# INSTRUCTIONS FOR THE TASK
List each line of the data in which the string "fill" appears.
◆ ◆ ◆ ◆ ◆ ◆ ◆
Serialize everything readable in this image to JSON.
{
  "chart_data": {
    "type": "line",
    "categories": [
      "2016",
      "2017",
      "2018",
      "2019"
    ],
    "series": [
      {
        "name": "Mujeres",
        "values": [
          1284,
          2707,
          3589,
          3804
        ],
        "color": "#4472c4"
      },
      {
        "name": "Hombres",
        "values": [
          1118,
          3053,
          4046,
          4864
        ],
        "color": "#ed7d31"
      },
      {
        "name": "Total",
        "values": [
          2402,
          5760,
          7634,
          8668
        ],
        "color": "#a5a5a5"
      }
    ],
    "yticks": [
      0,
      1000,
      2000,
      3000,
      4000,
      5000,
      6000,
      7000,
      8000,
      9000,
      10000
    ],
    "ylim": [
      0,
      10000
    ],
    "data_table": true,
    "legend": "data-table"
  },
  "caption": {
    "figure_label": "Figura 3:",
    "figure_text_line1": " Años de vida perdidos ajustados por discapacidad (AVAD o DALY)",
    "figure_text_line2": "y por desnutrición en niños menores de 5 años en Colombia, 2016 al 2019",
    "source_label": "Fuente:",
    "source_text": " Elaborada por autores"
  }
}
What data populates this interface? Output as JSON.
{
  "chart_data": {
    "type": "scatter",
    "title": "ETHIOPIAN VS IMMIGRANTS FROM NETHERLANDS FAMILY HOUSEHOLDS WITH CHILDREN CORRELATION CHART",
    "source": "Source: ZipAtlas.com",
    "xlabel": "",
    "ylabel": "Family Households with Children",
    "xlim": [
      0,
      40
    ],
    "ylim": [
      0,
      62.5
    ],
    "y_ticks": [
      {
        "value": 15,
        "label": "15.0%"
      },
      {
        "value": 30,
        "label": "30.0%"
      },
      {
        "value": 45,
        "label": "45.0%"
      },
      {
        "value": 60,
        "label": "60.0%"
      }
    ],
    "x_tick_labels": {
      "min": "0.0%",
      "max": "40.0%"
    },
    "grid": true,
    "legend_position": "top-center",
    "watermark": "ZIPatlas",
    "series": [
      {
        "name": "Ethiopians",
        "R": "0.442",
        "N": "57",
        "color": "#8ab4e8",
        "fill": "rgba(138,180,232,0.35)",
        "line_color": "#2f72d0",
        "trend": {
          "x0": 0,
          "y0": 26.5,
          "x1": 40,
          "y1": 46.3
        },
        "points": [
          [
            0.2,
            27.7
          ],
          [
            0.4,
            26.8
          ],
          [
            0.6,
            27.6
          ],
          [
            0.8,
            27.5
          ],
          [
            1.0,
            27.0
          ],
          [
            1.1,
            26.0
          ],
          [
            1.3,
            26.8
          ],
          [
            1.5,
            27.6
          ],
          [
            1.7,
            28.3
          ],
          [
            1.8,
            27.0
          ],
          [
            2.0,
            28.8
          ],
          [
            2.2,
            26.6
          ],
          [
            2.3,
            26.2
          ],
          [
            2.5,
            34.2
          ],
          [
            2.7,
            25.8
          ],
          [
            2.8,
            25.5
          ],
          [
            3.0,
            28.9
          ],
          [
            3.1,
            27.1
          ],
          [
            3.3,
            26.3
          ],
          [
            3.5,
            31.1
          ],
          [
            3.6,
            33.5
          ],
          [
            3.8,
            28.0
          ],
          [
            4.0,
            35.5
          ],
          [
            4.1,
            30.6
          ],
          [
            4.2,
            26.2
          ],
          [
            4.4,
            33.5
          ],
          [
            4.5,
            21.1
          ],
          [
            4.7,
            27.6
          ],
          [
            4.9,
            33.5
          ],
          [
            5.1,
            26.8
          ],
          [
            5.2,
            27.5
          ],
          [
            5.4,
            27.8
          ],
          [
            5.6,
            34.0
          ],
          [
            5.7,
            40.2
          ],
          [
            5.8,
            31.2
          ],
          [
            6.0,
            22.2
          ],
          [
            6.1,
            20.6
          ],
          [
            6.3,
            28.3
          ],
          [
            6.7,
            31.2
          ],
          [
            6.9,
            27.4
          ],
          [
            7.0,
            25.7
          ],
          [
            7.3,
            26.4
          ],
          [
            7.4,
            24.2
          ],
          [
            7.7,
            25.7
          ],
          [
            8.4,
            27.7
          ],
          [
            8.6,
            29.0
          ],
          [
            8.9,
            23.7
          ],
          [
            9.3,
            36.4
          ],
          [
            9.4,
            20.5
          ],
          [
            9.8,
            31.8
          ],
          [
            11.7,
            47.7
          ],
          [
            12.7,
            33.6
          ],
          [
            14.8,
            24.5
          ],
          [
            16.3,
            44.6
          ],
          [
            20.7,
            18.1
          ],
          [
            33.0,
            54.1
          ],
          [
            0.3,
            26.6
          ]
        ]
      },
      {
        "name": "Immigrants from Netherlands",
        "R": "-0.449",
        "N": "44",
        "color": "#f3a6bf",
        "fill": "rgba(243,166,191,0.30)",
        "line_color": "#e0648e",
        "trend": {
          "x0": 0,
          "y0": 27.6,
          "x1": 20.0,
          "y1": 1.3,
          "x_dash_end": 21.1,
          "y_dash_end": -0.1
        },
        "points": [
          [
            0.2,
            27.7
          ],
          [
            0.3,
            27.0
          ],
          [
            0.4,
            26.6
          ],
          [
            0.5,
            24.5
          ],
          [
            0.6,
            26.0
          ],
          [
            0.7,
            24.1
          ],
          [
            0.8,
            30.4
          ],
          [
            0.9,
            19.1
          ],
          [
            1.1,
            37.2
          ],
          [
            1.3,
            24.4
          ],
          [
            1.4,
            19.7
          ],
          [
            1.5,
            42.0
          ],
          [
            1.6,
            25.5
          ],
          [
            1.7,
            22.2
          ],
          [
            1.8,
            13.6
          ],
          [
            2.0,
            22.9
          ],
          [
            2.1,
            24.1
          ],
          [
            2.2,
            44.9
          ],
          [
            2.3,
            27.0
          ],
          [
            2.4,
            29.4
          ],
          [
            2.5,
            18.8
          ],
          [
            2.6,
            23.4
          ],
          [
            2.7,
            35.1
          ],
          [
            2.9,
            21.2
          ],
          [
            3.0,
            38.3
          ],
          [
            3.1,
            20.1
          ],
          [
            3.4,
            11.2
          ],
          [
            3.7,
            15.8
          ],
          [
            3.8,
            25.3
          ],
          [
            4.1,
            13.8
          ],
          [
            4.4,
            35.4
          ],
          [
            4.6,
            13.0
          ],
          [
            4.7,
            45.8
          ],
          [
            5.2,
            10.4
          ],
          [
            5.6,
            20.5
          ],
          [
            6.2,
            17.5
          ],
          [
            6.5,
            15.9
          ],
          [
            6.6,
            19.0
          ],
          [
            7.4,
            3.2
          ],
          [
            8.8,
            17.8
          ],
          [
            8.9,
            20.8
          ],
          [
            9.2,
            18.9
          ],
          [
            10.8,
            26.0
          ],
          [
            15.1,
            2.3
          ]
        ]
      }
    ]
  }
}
◆ ◆ ◆ ◆ ◆ ◆ ◆
# RESPONSE TO THIS EXERCISE
        "fill": "rgba(138,180,232,0.35)",
        "fill": "rgba(243,166,191,0.30)",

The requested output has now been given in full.